Items listed in a dataset
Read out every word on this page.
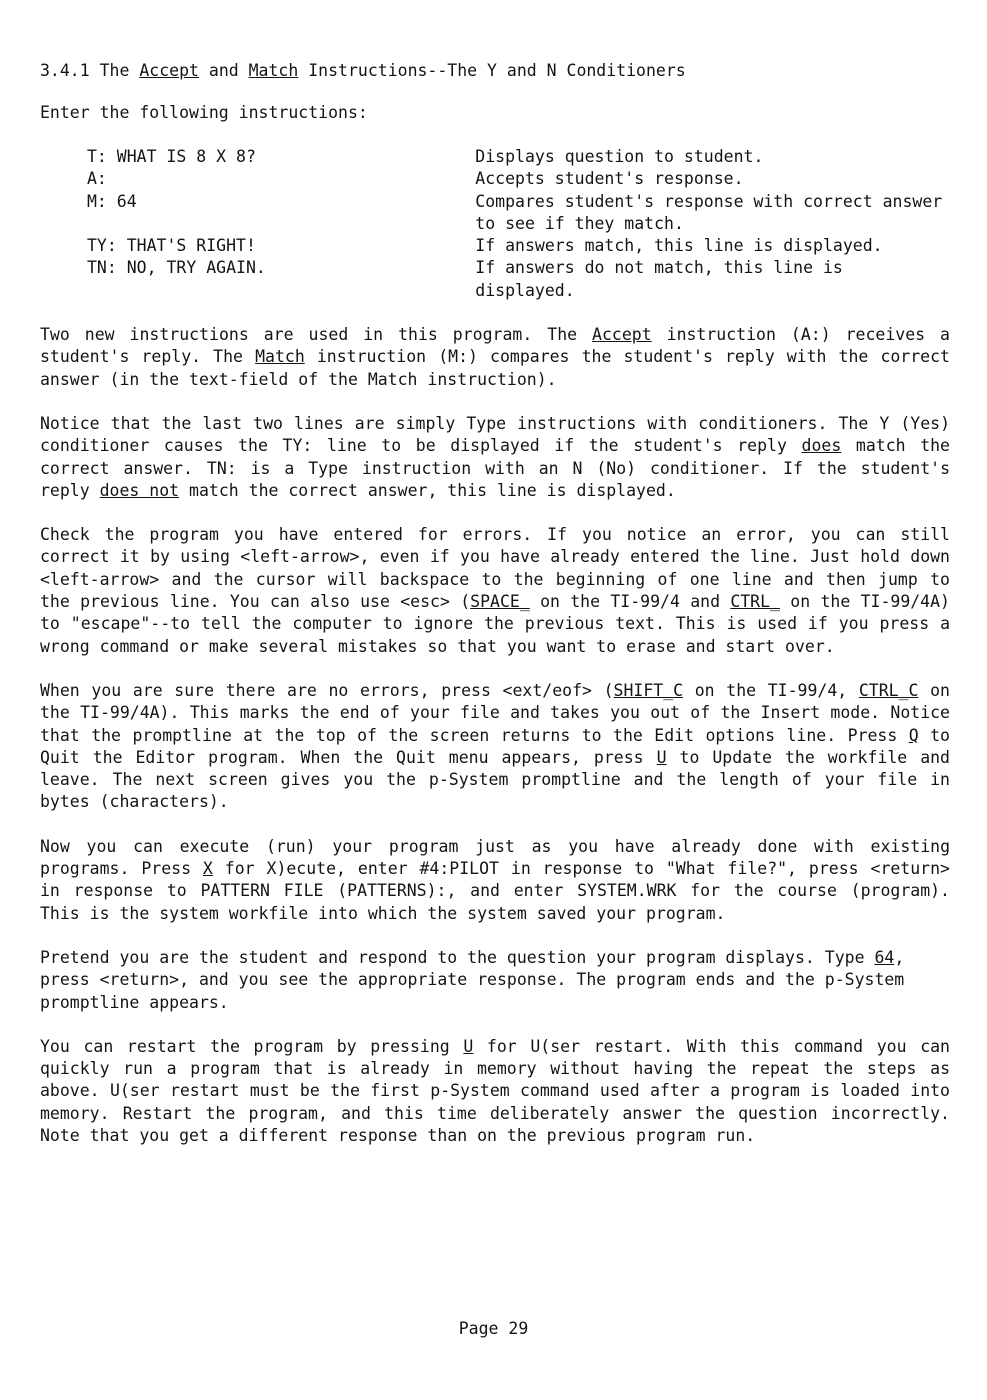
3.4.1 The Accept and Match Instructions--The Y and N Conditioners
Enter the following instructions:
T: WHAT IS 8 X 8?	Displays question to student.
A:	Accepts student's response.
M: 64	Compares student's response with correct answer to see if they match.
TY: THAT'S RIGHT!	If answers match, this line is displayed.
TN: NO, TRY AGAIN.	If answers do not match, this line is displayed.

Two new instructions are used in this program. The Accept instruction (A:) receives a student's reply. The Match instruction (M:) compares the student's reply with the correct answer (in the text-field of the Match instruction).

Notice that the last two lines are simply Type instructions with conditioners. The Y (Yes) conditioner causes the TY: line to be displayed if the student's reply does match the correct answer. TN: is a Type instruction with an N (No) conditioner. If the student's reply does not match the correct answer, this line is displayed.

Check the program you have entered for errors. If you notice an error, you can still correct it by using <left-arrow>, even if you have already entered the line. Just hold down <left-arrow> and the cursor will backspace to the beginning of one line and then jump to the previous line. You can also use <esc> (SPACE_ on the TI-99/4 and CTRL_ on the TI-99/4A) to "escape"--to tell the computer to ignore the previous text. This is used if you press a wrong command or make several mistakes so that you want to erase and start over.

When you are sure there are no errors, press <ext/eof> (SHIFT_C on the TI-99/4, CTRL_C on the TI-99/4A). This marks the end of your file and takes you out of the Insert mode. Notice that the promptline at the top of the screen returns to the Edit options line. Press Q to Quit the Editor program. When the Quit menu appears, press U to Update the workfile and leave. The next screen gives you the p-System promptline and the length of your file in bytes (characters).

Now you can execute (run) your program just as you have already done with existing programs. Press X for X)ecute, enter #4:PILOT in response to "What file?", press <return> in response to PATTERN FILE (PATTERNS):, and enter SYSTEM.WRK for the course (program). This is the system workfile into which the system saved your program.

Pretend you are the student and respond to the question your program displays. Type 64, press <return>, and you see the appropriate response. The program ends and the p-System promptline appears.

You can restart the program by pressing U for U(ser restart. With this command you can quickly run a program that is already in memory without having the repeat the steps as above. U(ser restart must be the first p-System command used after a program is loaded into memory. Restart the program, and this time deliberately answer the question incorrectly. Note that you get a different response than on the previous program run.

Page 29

The problem
State how many lines in the records above contain the word "answers", giving only the number.

Written response
2